DESCRIPTION OF THE TASK: Write out all records as given; omit images.

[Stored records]
#####
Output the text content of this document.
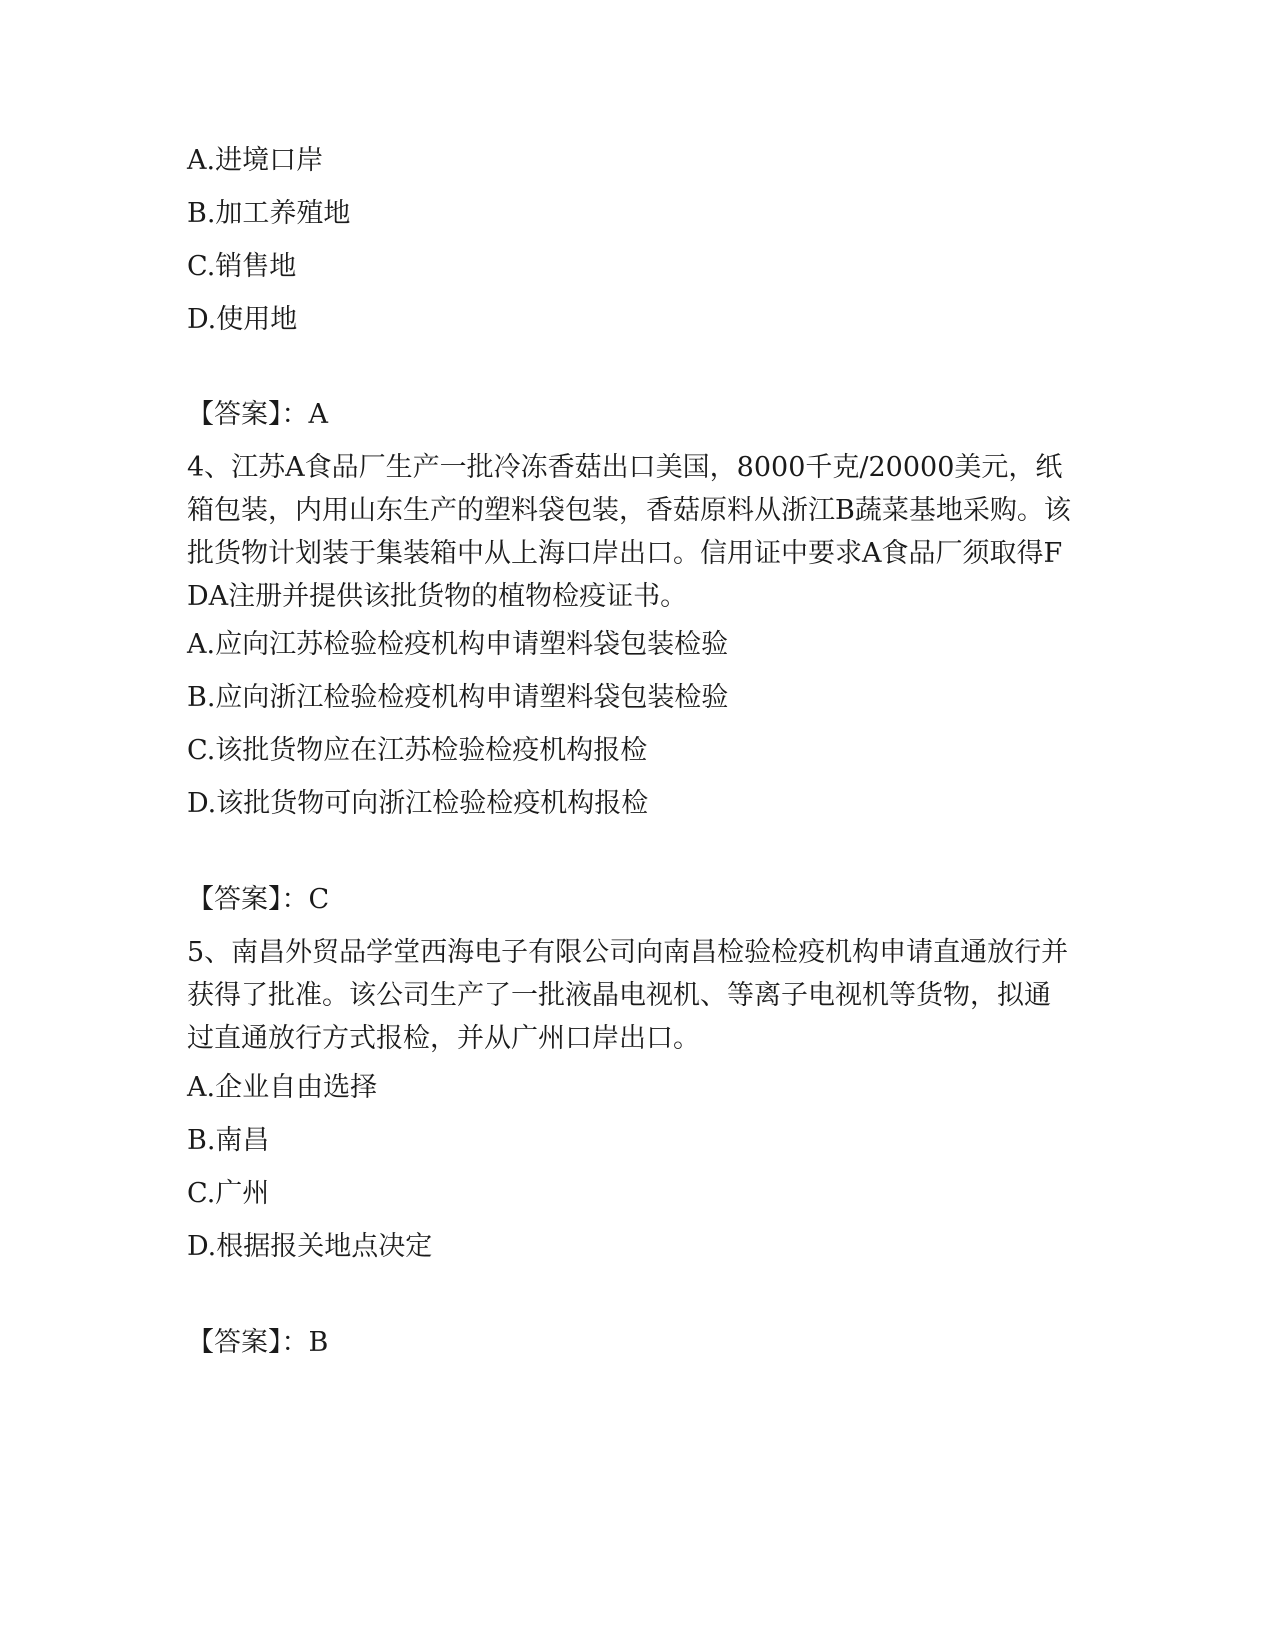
A.进境口岸
B.加工养殖地
C.销售地
D.使用地
【答案】：A
4、江苏A食品厂生产一批冷冻香菇出口美国，8000千克/20000美元，纸箱包装，内用山东生产的塑料袋包装，香菇原料从浙江B蔬菜基地采购。该批货物计划装于集装箱中从上海口岸出口。信用证中要求A食品厂须取得FDA注册并提供该批货物的植物检疫证书。
A.应向江苏检验检疫机构申请塑料袋包装检验
B.应向浙江检验检疫机构申请塑料袋包装检验
C.该批货物应在江苏检验检疫机构报检
D.该批货物可向浙江检验检疫机构报检
【答案】：C
5、南昌外贸品学堂西海电子有限公司向南昌检验检疫机构申请直通放行并获得了批准。该公司生产了一批液晶电视机、等离子电视机等货物，拟通过直通放行方式报检，并从广州口岸出口。
A.企业自由选择
B.南昌
C.广州
D.根据报关地点决定
【答案】：B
#####
CORRECT RESPONSE:
Output the text content of this document.
A.进境口岸
B.加工养殖地
C.销售地
D.使用地
【答案】：A
4、江苏A食品厂生产一批冷冻香菇出口美国，8000千克/20000美元，纸箱包装，内用山东生产的塑料袋包装，香菇原料从浙江B蔬菜基地采购。该批货物计划装于集装箱中从上海口岸出口。信用证中要求A食品厂须取得FDA注册并提供该批货物的植物检疫证书。
A.应向江苏检验检疫机构申请塑料袋包装检验
B.应向浙江检验检疫机构申请塑料袋包装检验
C.该批货物应在江苏检验检疫机构报检
D.该批货物可向浙江检验检疫机构报检
【答案】：C
5、南昌外贸品学堂西海电子有限公司向南昌检验检疫机构申请直通放行并获得了批准。该公司生产了一批液晶电视机、等离子电视机等货物，拟通过直通放行方式报检，并从广州口岸出口。
A.企业自由选择
B.南昌
C.广州
D.根据报关地点决定
【答案】：B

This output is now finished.